Copy the data below exactly.

── MATERIALS PROVIDED

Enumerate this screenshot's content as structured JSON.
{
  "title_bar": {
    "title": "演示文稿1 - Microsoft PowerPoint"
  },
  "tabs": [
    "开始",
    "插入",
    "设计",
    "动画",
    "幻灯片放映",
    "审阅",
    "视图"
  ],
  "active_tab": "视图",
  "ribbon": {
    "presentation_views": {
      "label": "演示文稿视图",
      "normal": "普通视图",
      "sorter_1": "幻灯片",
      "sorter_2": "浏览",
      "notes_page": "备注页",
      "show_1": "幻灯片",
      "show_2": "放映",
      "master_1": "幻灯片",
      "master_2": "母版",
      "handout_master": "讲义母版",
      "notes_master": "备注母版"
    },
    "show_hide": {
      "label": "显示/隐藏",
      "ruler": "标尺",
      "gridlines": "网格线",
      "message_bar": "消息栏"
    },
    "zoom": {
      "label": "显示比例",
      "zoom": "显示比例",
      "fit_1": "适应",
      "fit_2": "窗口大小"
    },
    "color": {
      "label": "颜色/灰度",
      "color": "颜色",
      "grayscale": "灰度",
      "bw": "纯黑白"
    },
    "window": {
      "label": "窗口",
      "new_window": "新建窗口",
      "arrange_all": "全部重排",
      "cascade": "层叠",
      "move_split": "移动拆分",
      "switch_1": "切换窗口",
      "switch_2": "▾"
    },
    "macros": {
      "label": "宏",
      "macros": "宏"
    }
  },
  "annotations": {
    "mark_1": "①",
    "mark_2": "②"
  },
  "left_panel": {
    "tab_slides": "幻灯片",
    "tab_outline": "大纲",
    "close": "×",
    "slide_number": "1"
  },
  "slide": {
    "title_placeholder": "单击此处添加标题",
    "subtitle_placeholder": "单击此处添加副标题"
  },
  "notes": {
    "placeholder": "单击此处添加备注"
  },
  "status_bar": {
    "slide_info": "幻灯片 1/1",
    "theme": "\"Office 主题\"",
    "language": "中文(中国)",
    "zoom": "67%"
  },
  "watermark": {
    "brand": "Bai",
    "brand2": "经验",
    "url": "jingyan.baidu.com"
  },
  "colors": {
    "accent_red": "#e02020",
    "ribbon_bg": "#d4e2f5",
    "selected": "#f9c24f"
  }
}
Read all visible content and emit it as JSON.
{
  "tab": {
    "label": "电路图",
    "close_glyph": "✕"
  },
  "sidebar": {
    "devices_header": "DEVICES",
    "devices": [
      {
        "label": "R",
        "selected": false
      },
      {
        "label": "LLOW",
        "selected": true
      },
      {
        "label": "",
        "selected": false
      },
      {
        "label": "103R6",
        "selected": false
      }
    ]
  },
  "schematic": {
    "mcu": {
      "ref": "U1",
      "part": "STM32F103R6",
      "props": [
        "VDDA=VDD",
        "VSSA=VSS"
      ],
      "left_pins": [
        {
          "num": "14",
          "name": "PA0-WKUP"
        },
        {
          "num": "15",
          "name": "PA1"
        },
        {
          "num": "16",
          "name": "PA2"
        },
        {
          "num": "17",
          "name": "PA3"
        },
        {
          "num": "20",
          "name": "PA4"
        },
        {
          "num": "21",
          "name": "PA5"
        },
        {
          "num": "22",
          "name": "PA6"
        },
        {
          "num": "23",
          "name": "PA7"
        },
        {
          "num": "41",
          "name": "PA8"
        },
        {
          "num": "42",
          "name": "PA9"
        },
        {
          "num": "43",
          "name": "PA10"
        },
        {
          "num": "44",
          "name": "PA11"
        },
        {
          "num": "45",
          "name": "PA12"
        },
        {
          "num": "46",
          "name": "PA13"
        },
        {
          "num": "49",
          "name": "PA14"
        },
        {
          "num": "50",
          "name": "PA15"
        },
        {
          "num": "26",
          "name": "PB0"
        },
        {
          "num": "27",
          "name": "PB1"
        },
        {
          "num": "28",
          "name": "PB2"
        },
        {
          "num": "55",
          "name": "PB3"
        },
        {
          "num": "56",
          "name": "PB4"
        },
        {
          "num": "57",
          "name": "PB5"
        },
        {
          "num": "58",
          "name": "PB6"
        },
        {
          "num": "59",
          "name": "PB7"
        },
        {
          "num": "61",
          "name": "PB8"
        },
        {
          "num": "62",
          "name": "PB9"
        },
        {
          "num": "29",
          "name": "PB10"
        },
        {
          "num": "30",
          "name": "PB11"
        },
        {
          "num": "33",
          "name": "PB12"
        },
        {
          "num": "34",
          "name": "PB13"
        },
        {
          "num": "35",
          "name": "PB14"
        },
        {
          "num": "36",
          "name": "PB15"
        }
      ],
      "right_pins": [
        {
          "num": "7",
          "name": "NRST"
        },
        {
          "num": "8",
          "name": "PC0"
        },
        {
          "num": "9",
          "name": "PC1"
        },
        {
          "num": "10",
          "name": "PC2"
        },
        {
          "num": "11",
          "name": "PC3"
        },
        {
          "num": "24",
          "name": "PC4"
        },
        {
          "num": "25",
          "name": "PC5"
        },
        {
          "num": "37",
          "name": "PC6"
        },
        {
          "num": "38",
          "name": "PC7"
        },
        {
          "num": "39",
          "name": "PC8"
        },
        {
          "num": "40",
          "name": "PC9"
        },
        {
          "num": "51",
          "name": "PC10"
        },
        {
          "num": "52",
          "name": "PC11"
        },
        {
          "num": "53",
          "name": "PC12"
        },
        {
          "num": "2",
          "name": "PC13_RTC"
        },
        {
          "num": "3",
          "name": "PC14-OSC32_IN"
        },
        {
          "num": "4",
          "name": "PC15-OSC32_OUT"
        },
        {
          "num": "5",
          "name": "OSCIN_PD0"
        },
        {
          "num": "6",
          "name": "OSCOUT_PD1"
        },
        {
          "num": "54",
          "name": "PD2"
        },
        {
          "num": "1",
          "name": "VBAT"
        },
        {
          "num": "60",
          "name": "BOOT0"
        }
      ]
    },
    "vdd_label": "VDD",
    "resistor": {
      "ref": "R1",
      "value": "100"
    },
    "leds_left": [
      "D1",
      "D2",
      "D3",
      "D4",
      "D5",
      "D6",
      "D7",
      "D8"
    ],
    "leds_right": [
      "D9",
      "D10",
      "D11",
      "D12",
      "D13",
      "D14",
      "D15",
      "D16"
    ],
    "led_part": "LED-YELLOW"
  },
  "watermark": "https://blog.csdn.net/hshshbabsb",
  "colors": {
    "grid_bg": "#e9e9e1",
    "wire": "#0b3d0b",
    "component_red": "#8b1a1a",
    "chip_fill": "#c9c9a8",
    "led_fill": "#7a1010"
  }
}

────

# [PROBLEM SOLUTION]
Enumerate this screenshot's content as structured JSON.
{
  "title_bar": {
    "title": "演示文稿1 - Microsoft PowerPoint"
  },
  "tabs": [
    "开始",
    "插入",
    "设计",
    "动画",
    "幻灯片放映",
    "审阅",
    "视图"
  ],
  "active_tab": "视图",
  "ribbon": {
    "presentation_views": {
      "label": "演示文稿视图",
      "normal": "普通视图",
      "sorter_1": "幻灯片",
      "sorter_2": "浏览",
      "notes_page": "备注页",
      "show_1": "幻灯片",
      "show_2": "放映",
      "master_1": "幻灯片",
      "master_2": "母版",
      "handout_master": "讲义母版",
      "notes_master": "备注母版"
    },
    "show_hide": {
      "label": "显示/隐藏",
      "ruler": "标尺",
      "gridlines": "网格线",
      "message_bar": "消息栏"
    },
    "zoom": {
      "label": "显示比例",
      "zoom": "显示比例",
      "fit_1": "适应",
      "fit_2": "窗口大小"
    },
    "color": {
      "label": "颜色/灰度",
      "color": "颜色",
      "grayscale": "灰度",
      "bw": "纯黑白"
    },
    "window": {
      "label": "窗口",
      "new_window": "新建窗口",
      "arrange_all": "全部重排",
      "cascade": "层叠",
      "move_split": "移动拆分",
      "switch_1": "切换窗口",
      "switch_2": "▾"
    },
    "macros": {
      "label": "宏",
      "macros": "宏"
    }
  },
  "annotations": {
    "mark_1": "①",
    "mark_2": "②"
  },
  "left_panel": {
    "tab_slides": "幻灯片",
    "tab_outline": "大纲",
    "close": "×",
    "slide_number": "1"
  },
  "slide": {
    "title_placeholder": "单击此处添加标题",
    "subtitle_placeholder": "单击此处添加副标题"
  },
  "notes": {
    "placeholder": "单击此处添加备注"
  },
  "status_bar": {
    "slide_info": "幻灯片 1/1",
    "theme": "\"Office 主题\"",
    "language": "中文(中国)",
    "zoom": "67%"
  },
  "watermark": {
    "brand": "Bai",
    "brand2": "经验",
    "url": "jingyan.baidu.com"
  },
  "colors": {
    "accent_red": "#e02020",
    "ribbon_bg": "#d4e2f5",
    "selected": "#f9c24f"
  }
}
Read all visible content and emit it as JSON.
{
  "tab": {
    "label": "电路图",
    "close_glyph": "✕"
  },
  "sidebar": {
    "devices_header": "DEVICES",
    "devices": [
      {
        "label": "R",
        "selected": false
      },
      {
        "label": "LLOW",
        "selected": true
      },
      {
        "label": "",
        "selected": false
      },
      {
        "label": "103R6",
        "selected": false
      }
    ]
  },
  "schematic": {
    "mcu": {
      "ref": "U1",
      "part": "STM32F103R6",
      "props": [
        "VDDA=VDD",
        "VSSA=VSS"
      ],
      "left_pins": [
        {
          "num": "14",
          "name": "PA0-WKUP"
        },
        {
          "num": "15",
          "name": "PA1"
        },
        {
          "num": "16",
          "name": "PA2"
        },
        {
          "num": "17",
          "name": "PA3"
        },
        {
          "num": "20",
          "name": "PA4"
        },
        {
          "num": "21",
          "name": "PA5"
        },
        {
          "num": "22",
          "name": "PA6"
        },
        {
          "num": "23",
          "name": "PA7"
        },
        {
          "num": "41",
          "name": "PA8"
        },
        {
          "num": "42",
          "name": "PA9"
        },
        {
          "num": "43",
          "name": "PA10"
        },
        {
          "num": "44",
          "name": "PA11"
        },
        {
          "num": "45",
          "name": "PA12"
        },
        {
          "num": "46",
          "name": "PA13"
        },
        {
          "num": "49",
          "name": "PA14"
        },
        {
          "num": "50",
          "name": "PA15"
        },
        {
          "num": "26",
          "name": "PB0"
        },
        {
          "num": "27",
          "name": "PB1"
        },
        {
          "num": "28",
          "name": "PB2"
        },
        {
          "num": "55",
          "name": "PB3"
        },
        {
          "num": "56",
          "name": "PB4"
        },
        {
          "num": "57",
          "name": "PB5"
        },
        {
          "num": "58",
          "name": "PB6"
        },
        {
          "num": "59",
          "name": "PB7"
        },
        {
          "num": "61",
          "name": "PB8"
        },
        {
          "num": "62",
          "name": "PB9"
        },
        {
          "num": "29",
          "name": "PB10"
        },
        {
          "num": "30",
          "name": "PB11"
        },
        {
          "num": "33",
          "name": "PB12"
        },
        {
          "num": "34",
          "name": "PB13"
        },
        {
          "num": "35",
          "name": "PB14"
        },
        {
          "num": "36",
          "name": "PB15"
        }
      ],
      "right_pins": [
        {
          "num": "7",
          "name": "NRST"
        },
        {
          "num": "8",
          "name": "PC0"
        },
        {
          "num": "9",
          "name": "PC1"
        },
        {
          "num": "10",
          "name": "PC2"
        },
        {
          "num": "11",
          "name": "PC3"
        },
        {
          "num": "24",
          "name": "PC4"
        },
        {
          "num": "25",
          "name": "PC5"
        },
        {
          "num": "37",
          "name": "PC6"
        },
        {
          "num": "38",
          "name": "PC7"
        },
        {
          "num": "39",
          "name": "PC8"
        },
        {
          "num": "40",
          "name": "PC9"
        },
        {
          "num": "51",
          "name": "PC10"
        },
        {
          "num": "52",
          "name": "PC11"
        },
        {
          "num": "53",
          "name": "PC12"
        },
        {
          "num": "2",
          "name": "PC13_RTC"
        },
        {
          "num": "3",
          "name": "PC14-OSC32_IN"
        },
        {
          "num": "4",
          "name": "PC15-OSC32_OUT"
        },
        {
          "num": "5",
          "name": "OSCIN_PD0"
        },
        {
          "num": "6",
          "name": "OSCOUT_PD1"
        },
        {
          "num": "54",
          "name": "PD2"
        },
        {
          "num": "1",
          "name": "VBAT"
        },
        {
          "num": "60",
          "name": "BOOT0"
        }
      ]
    },
    "vdd_label": "VDD",
    "resistor": {
      "ref": "R1",
      "value": "100"
    },
    "leds_left": [
      "D1",
      "D2",
      "D3",
      "D4",
      "D5",
      "D6",
      "D7",
      "D8"
    ],
    "leds_right": [
      "D9",
      "D10",
      "D11",
      "D12",
      "D13",
      "D14",
      "D15",
      "D16"
    ],
    "led_part": "LED-YELLOW"
  },
  "watermark": "https://blog.csdn.net/hshshbabsb",
  "colors": {
    "grid_bg": "#e9e9e1",
    "wire": "#0b3d0b",
    "component_red": "#8b1a1a",
    "chip_fill": "#c9c9a8",
    "led_fill": "#7a1010"
  }
}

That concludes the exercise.